What to produce: Among the entries below, find the lines with "Mail" and copy them.

****************************************

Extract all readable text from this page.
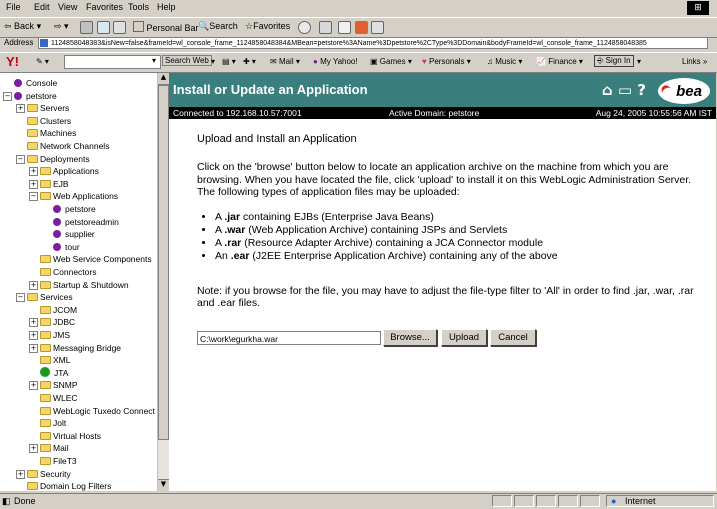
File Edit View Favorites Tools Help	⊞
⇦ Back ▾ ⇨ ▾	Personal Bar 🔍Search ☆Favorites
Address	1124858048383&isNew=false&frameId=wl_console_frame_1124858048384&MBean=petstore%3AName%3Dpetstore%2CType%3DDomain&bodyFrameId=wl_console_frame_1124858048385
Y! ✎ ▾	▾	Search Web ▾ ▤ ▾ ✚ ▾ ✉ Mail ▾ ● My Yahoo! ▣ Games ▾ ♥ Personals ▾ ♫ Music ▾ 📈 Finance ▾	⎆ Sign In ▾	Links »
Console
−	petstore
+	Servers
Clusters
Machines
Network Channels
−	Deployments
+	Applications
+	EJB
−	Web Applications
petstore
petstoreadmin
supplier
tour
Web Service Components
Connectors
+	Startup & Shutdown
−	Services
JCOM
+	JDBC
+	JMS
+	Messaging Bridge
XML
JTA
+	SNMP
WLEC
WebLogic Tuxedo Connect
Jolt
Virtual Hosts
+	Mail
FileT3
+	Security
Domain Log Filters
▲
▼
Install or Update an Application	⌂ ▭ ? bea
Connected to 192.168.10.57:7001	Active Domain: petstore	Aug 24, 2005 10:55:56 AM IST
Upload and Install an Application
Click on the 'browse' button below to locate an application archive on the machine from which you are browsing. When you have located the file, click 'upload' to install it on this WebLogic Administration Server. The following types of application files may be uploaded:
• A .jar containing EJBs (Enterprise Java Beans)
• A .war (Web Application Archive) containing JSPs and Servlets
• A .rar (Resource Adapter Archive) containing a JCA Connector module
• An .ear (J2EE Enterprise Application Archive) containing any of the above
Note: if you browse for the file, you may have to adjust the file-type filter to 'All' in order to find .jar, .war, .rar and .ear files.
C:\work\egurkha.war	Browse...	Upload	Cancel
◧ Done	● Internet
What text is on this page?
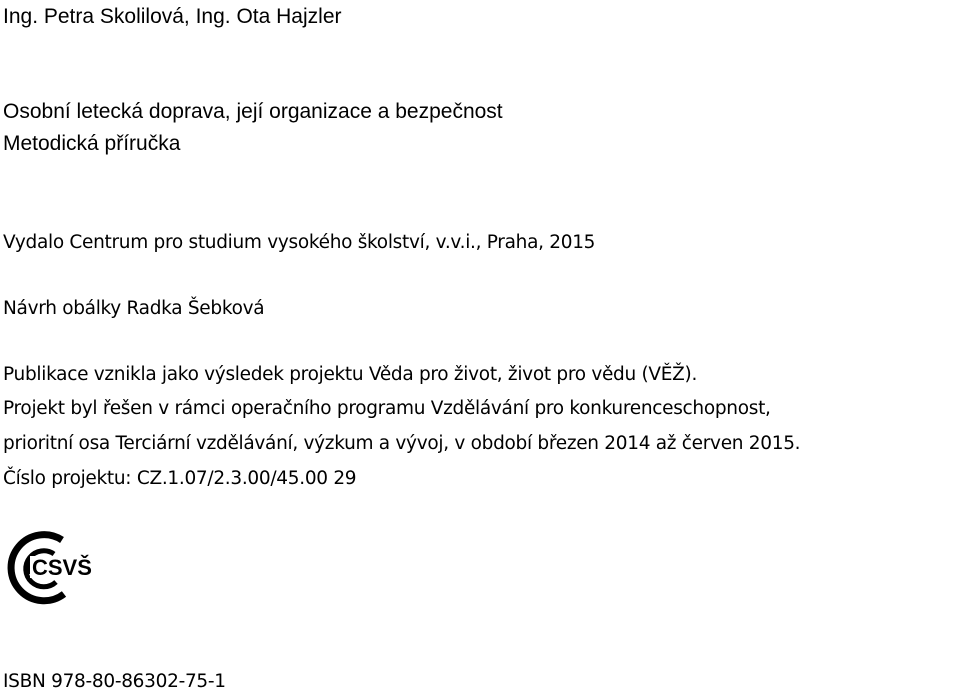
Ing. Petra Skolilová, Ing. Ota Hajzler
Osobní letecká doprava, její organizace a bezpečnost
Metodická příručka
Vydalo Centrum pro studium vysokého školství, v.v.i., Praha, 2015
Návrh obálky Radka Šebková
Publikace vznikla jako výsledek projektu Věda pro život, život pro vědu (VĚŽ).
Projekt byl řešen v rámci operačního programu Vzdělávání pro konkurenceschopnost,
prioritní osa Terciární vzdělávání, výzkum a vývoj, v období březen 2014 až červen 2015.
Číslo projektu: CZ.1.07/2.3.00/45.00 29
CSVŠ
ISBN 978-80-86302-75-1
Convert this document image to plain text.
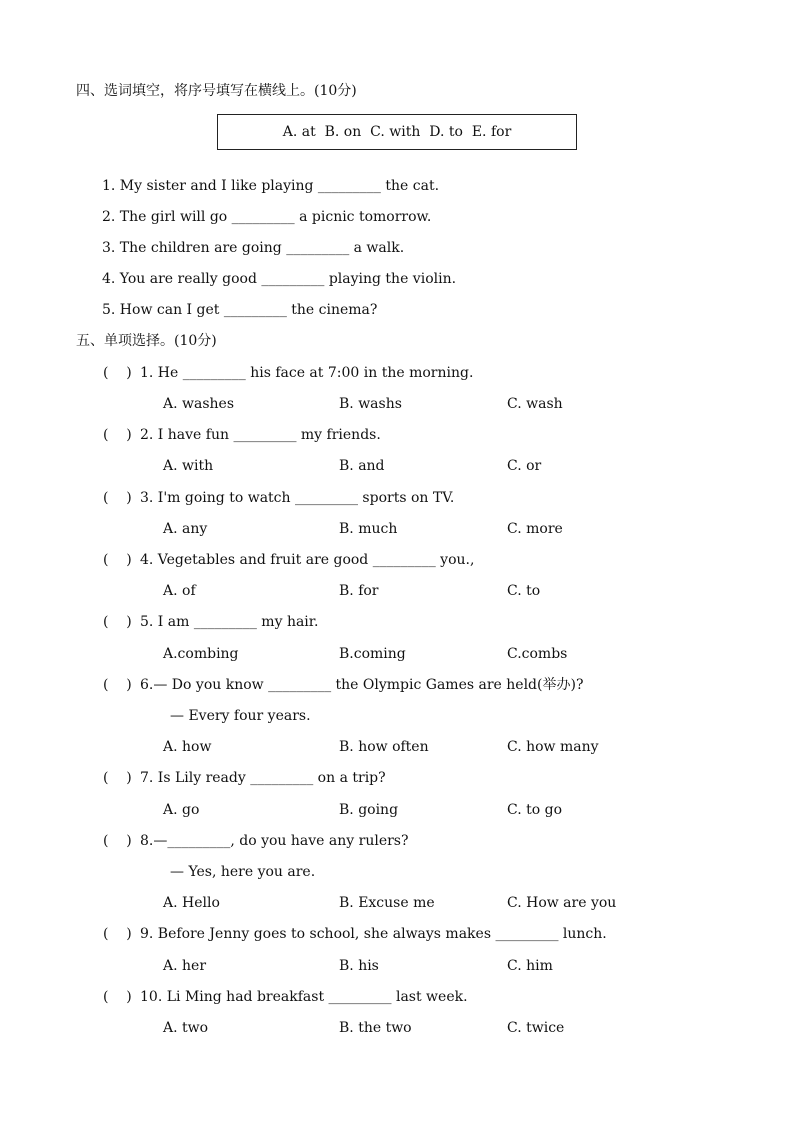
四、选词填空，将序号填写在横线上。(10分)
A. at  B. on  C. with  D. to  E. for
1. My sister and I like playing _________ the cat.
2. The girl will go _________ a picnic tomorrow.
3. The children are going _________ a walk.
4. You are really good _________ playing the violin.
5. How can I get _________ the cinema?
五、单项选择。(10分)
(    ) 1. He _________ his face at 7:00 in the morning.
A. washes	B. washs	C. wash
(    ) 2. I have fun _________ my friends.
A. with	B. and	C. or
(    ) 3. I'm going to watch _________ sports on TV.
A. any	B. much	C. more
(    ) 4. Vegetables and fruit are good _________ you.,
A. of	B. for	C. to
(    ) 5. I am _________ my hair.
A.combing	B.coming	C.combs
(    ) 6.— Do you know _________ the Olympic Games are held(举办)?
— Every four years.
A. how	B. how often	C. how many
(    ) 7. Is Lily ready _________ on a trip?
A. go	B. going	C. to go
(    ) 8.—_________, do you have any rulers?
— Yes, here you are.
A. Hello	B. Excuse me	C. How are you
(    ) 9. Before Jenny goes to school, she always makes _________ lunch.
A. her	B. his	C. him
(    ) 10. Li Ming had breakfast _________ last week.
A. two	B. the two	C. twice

****************************************

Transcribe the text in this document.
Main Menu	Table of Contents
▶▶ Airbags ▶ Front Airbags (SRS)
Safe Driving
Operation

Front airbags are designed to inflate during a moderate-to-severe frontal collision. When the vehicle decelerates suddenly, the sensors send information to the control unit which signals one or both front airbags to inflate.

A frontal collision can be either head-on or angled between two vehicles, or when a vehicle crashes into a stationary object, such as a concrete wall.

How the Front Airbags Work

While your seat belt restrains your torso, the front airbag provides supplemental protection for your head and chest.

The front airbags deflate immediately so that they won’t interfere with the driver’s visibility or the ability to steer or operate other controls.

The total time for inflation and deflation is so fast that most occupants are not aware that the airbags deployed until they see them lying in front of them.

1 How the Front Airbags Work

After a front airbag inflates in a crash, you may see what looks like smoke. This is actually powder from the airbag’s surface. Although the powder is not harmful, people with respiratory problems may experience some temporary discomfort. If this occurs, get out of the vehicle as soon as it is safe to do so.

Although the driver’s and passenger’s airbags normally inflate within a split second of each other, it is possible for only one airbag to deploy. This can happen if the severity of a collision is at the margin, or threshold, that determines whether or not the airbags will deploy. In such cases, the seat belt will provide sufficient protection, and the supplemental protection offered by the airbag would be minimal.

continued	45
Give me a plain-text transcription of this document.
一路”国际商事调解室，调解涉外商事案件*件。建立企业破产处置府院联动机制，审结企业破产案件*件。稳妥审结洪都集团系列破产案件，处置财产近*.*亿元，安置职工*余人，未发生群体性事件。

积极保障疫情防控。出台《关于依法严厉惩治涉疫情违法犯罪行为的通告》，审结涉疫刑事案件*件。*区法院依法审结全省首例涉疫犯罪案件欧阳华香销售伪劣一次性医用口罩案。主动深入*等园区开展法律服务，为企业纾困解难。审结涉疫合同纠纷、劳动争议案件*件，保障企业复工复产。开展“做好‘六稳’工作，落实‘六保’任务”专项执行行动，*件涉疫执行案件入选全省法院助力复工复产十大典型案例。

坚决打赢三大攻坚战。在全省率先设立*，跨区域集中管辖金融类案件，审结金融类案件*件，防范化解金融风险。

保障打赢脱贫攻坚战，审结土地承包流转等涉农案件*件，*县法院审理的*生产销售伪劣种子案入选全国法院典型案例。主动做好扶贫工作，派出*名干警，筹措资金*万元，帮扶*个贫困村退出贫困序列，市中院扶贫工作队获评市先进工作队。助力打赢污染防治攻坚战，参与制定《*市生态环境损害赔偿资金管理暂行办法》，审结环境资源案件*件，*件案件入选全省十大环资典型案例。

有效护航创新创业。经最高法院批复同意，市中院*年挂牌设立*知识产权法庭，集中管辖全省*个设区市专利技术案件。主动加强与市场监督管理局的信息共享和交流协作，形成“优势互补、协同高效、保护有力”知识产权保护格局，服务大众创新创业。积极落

****************************************

Task result:
Y! ✎ ▾	▾	Search Web ▾ ▤ ▾ ✚ ▾ ✉ Mail ▾ ● My Yahoo! ▣ Games ▾ ♥ Personals ▾ ♫ Music ▾ 📈 Finance ▾	⎆ Sign In ▾	Links »
+	Mail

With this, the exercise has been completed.